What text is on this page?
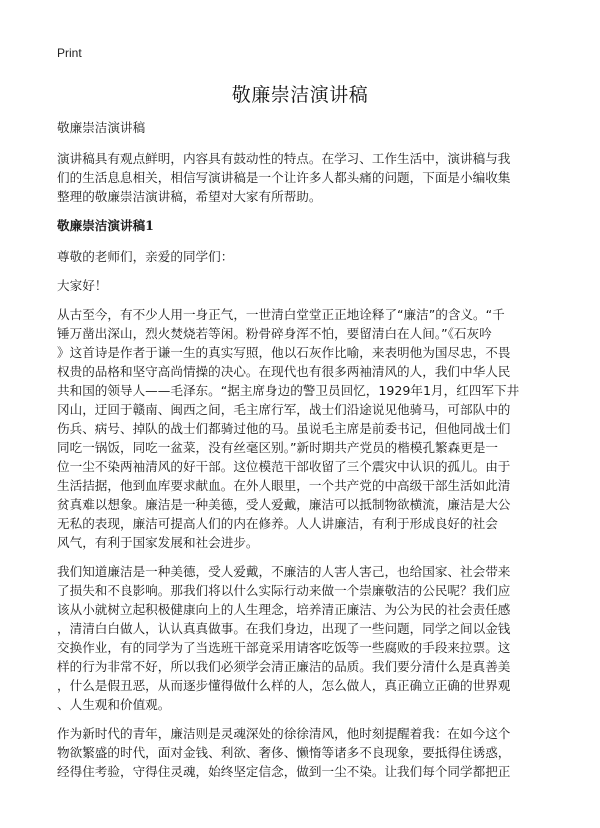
Print
敬廉崇洁演讲稿
敬廉崇洁演讲稿
演讲稿具有观点鲜明，内容具有鼓动性的特点。在学习、工作生活中，演讲稿与我
们的生活息息相关，相信写演讲稿是一个让许多人都头痛的问题，下面是小编收集
整理的敬廉崇洁演讲稿，希望对大家有所帮助。
敬廉崇洁演讲稿1
尊敬的老师们，亲爱的同学们：
大家好！
从古至今，有不少人用一身正气，一世清白堂堂正正地诠释了“廉洁”的含义。“千
锤万凿出深山，烈火焚烧若等闲。粉骨碎身浑不怕，要留清白在人间。”《石灰吟
》这首诗是作者于谦一生的真实写照，他以石灰作比喻，来表明他为国尽忠，不畏
权贵的品格和坚守高尚情操的决心。在现代也有很多两袖清风的人，我们中华人民
共和国的领导人——毛泽东。“据主席身边的警卫员回忆，1929年1月，红四军下井
冈山，迂回于赣南、闽西之间，毛主席行军，战士们沿途说见他骑马，可部队中的
伤兵、病号、掉队的战士们都骑过他的马。虽说毛主席是前委书记，但他同战士们
同吃一锅饭，同吃一盆菜，没有丝毫区别。”新时期共产党员的楷模孔繁森更是一
位一尘不染两袖清风的好干部。这位模范干部收留了三个震灾中认识的孤儿。由于
生活拮据，他到血库要求献血。在外人眼里，一个共产党的中高级干部生活如此清
贫真难以想象。廉洁是一种美德，受人爱戴，廉洁可以抵制物欲横流，廉洁是大公
无私的表现，廉洁可提高人们的内在修养。人人讲廉洁，有利于形成良好的社会
风气，有利于国家发展和社会进步。
我们知道廉洁是一种美德，受人爱戴，不廉洁的人害人害己，也给国家、社会带来
了损失和不良影响。那我们将以什么实际行动来做一个崇廉敬洁的公民呢？我们应
该从小就树立起积极健康向上的人生理念，培养清正廉洁、为公为民的社会责任感
，清清白白做人，认认真真做事。在我们身边，出现了一些问题，同学之间以金钱
交换作业，有的同学为了当选班干部竟采用请客吃饭等一些腐败的手段来拉票。这
样的行为非常不好，所以我们必须学会清正廉洁的品质。我们要分清什么是真善美
，什么是假丑恶，从而逐步懂得做什么样的人，怎么做人，真正确立正确的世界观
、人生观和价值观。
作为新时代的青年，廉洁则是灵魂深处的徐徐清风，他时刻提醒着我：在如今这个
物欲繁盛的时代，面对金钱、利欲、奢侈、懒惰等诸多不良现象，要抵得住诱惑，
经得住考验，守得住灵魂，始终坚定信念，做到一尘不染。让我们每个同学都把正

#####

REQUIREMENTS. Only lines with the word "受人爱戴" are wanted, so copy each one from the records.

OUTPUT FOR THIS TASK.
贫真难以想象。廉洁是一种美德，受人爱戴，廉洁可以抵制物欲横流，廉洁是大公
我们知道廉洁是一种美德，受人爱戴，不廉洁的人害人害己，也给国家、社会带来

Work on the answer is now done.